* _Problem_
Extract all lines from the data beneath that include the word "SWTF".

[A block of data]
###

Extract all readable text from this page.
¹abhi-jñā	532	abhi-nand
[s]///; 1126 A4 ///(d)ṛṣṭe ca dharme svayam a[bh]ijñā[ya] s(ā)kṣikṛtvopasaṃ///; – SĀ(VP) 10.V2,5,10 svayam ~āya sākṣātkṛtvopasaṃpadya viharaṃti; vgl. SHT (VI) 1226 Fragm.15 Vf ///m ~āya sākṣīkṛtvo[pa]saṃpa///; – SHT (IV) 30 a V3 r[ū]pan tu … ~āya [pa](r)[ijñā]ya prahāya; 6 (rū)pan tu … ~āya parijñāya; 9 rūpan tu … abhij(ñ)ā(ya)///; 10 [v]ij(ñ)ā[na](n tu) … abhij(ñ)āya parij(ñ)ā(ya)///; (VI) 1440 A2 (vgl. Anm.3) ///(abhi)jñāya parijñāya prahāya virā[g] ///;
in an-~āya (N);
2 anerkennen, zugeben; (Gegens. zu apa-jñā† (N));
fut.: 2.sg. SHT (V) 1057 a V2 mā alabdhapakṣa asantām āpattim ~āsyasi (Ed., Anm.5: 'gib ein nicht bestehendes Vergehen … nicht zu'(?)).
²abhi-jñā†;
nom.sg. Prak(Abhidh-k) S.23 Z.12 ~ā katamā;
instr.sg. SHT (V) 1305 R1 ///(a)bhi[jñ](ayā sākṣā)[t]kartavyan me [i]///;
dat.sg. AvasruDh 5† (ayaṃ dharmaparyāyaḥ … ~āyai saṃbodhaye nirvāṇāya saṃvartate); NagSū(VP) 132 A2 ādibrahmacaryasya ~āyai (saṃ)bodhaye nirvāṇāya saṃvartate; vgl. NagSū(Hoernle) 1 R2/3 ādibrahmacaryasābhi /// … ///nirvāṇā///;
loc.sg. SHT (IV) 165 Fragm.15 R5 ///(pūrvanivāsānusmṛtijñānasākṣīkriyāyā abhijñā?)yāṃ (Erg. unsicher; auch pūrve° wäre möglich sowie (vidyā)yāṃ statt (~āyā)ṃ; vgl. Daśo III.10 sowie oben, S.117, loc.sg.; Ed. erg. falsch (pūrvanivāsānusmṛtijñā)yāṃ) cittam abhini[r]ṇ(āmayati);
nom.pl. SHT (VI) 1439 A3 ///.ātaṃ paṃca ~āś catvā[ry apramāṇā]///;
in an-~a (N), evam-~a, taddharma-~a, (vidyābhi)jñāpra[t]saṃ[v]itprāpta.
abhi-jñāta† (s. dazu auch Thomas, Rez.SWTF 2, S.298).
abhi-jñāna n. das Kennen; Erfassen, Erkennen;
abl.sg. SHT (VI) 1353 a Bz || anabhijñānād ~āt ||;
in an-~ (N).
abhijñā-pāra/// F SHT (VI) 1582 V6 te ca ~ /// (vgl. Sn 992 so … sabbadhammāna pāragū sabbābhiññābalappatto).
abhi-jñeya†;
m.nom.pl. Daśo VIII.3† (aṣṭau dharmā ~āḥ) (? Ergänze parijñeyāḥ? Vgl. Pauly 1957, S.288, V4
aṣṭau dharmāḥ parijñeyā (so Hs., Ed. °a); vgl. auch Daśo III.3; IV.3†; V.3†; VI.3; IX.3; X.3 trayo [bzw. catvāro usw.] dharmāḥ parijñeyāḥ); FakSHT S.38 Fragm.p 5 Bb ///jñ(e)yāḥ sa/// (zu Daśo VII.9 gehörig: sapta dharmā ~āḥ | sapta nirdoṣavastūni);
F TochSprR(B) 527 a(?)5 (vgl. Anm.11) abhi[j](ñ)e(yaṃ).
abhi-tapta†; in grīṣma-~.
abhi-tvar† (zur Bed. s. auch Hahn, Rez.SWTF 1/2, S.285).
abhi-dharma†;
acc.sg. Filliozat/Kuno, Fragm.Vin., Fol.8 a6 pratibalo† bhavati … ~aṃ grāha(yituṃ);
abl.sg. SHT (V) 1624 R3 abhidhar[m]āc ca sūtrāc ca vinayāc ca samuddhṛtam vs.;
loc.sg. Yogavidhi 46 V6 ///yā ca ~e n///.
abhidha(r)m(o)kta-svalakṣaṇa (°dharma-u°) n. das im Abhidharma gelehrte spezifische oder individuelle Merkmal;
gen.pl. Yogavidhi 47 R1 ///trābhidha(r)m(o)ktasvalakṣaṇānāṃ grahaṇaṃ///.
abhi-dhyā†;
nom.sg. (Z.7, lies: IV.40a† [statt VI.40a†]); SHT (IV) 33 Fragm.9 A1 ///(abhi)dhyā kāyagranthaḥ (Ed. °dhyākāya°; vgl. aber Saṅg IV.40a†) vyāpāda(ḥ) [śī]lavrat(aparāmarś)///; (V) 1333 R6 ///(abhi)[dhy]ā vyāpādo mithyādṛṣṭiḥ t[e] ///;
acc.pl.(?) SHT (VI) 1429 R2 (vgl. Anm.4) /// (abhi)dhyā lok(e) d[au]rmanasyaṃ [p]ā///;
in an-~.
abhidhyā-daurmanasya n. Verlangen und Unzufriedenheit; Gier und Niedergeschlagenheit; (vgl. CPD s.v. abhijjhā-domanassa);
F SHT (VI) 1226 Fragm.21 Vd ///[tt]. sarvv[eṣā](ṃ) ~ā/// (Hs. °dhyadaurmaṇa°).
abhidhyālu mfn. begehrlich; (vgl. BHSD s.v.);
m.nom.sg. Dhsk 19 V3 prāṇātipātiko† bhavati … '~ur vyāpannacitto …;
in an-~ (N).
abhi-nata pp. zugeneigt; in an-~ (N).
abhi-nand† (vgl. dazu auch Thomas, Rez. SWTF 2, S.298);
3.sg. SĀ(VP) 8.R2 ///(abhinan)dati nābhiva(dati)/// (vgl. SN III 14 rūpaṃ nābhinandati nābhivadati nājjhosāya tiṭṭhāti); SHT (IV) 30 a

###

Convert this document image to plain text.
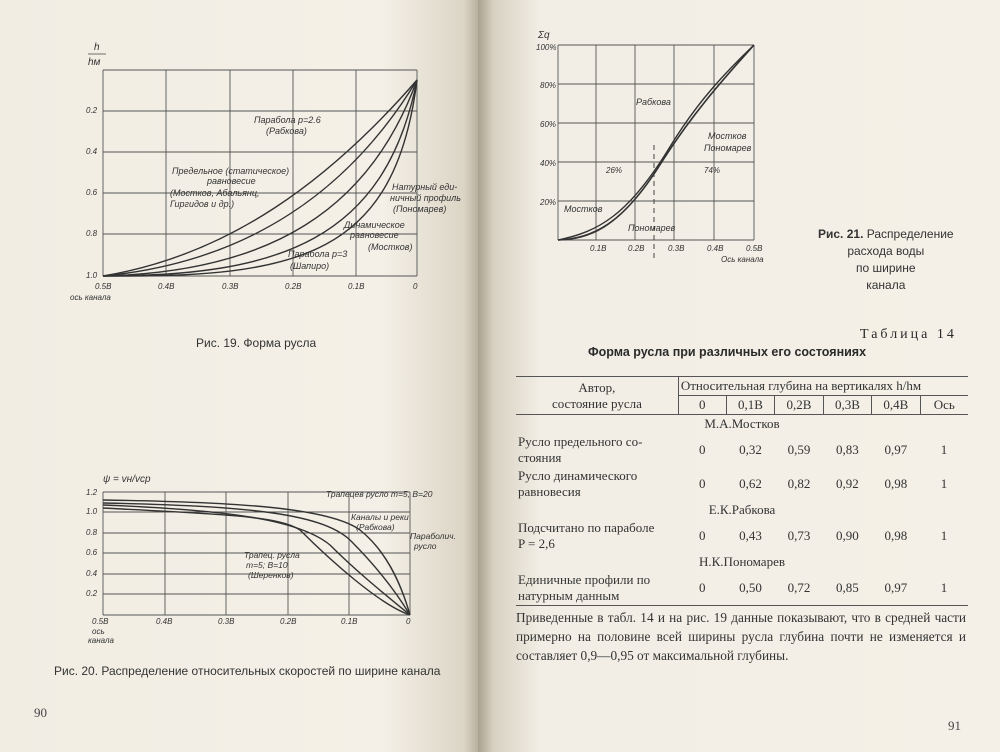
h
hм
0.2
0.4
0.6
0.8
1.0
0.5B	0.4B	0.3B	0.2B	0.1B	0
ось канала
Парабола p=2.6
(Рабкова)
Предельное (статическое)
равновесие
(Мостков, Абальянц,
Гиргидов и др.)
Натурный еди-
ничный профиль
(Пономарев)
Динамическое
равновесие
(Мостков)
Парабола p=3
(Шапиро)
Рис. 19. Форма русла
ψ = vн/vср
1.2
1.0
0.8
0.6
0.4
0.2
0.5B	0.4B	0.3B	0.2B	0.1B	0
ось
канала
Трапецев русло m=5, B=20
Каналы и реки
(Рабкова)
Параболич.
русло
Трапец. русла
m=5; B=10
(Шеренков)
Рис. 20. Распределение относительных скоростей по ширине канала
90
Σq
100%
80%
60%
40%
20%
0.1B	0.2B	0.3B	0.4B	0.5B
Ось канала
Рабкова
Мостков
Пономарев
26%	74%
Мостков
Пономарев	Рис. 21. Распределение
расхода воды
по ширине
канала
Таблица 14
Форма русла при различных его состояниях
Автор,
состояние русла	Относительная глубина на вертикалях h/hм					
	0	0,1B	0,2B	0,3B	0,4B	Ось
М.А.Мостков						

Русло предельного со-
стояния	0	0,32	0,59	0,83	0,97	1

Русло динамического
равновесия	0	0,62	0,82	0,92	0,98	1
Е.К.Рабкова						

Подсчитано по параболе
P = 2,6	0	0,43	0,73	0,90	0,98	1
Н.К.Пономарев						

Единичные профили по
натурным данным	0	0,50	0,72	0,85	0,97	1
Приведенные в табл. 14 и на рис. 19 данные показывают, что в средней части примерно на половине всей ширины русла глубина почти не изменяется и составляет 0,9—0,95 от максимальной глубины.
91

###

* _Solution to this exercise_
abhi-jñāta† (s. dazu auch Thomas, Rez.SWTF 2, S.298).
abhi-tvar† (zur Bed. s. auch Hahn, Rez.SWTF 1/2, S.285).
abhi-nand† (vgl. dazu auch Thomas, Rez. SWTF 2, S.298);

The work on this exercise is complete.